All of the material should be reproduced exactly, with pictures left out.

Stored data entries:
□ □ □ □ □ □ □

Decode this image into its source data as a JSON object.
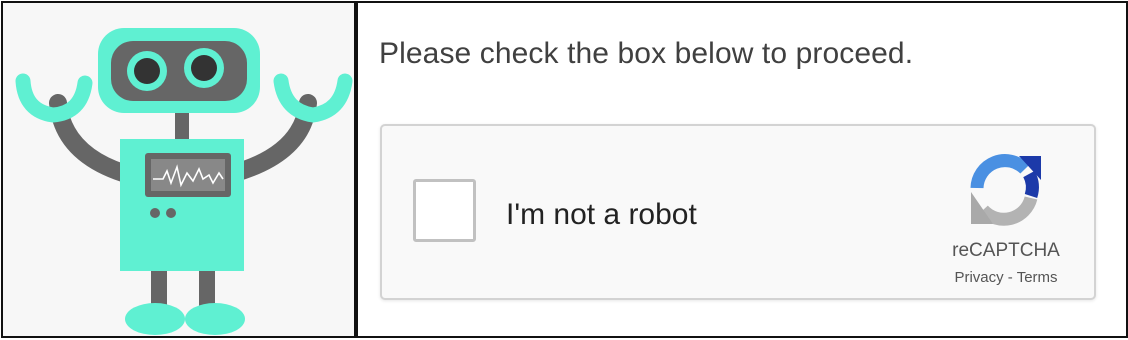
{
  "prompt": {
    "text": "Please check the box below to proceed."
  },
  "captcha": {
    "checkbox_label": "I'm not a robot",
    "checked": false,
    "brand": "reCAPTCHA",
    "privacy_link": "Privacy",
    "separator": " - ",
    "terms_link": "Terms"
  },
  "illustration": {
    "subject": "robot-mascot-icon"
  },
  "colors": {
    "robot_body": "#5ff0d2",
    "robot_limbs": "#666666",
    "panel_border": "#111111",
    "widget_border": "#d3d3d3",
    "widget_background": "#f9f9f9",
    "checkbox_border": "#c1c1c1",
    "recaptcha_blue": "#4a90e2",
    "recaptcha_dark_blue": "#1c3aa9",
    "recaptcha_gray": "#b3b3b3"
  }
}
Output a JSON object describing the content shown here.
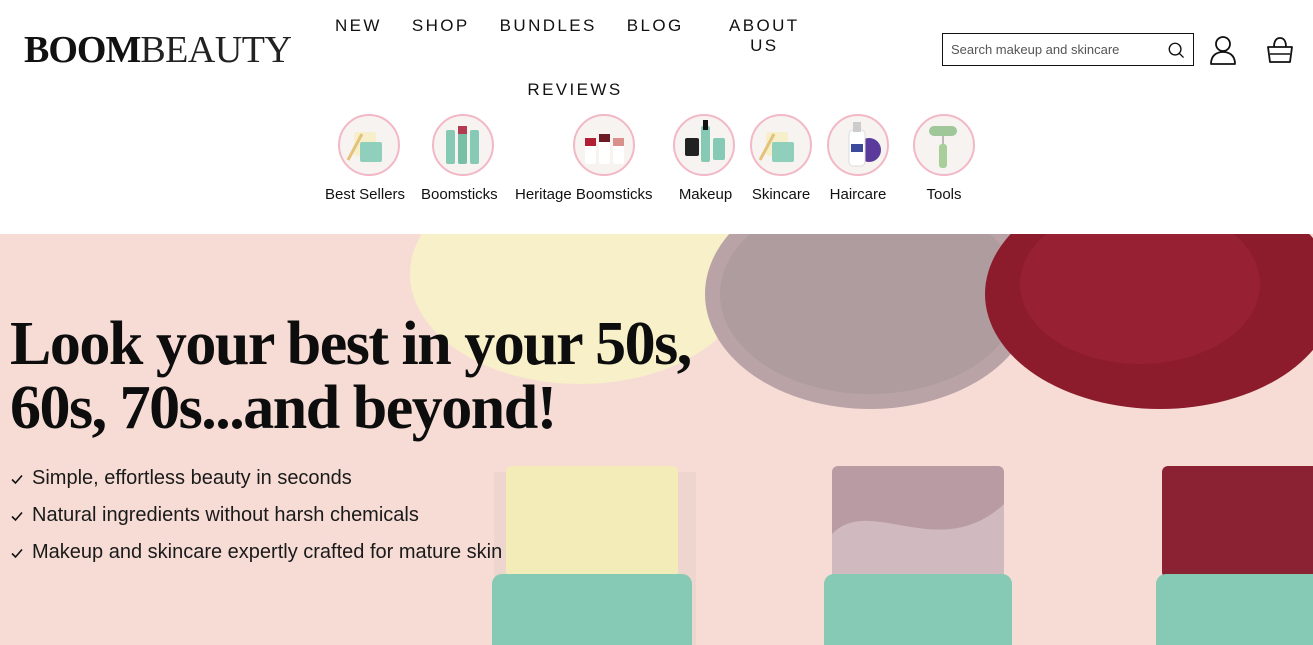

□ □ □ □ □ □ □

» EXERCISE OUTPUT:
Decode this image into its source data as a JSON object.
{
  "prompt": {
    "text": "Please check the box below to proceed."
  },
  "captcha": {
    "checkbox_label": "I'm not a robot",
    "checked": false,
    "brand": "reCAPTCHA",
    "privacy_link": "Privacy",
    "separator": " - ",
    "terms_link": "Terms"
  },
  "illustration": {
    "subject": "robot-mascot-icon"
  },
  "colors": {
    "robot_body": "#5ff0d2",
    "robot_limbs": "#666666",
    "panel_border": "#111111",
    "widget_border": "#d3d3d3",
    "widget_background": "#f9f9f9",
    "checkbox_border": "#c1c1c1",
    "recaptcha_blue": "#4a90e2",
    "recaptcha_dark_blue": "#1c3aa9",
    "recaptcha_gray": "#b3b3b3"
  }
}
Output a JSON object describing the content shown here.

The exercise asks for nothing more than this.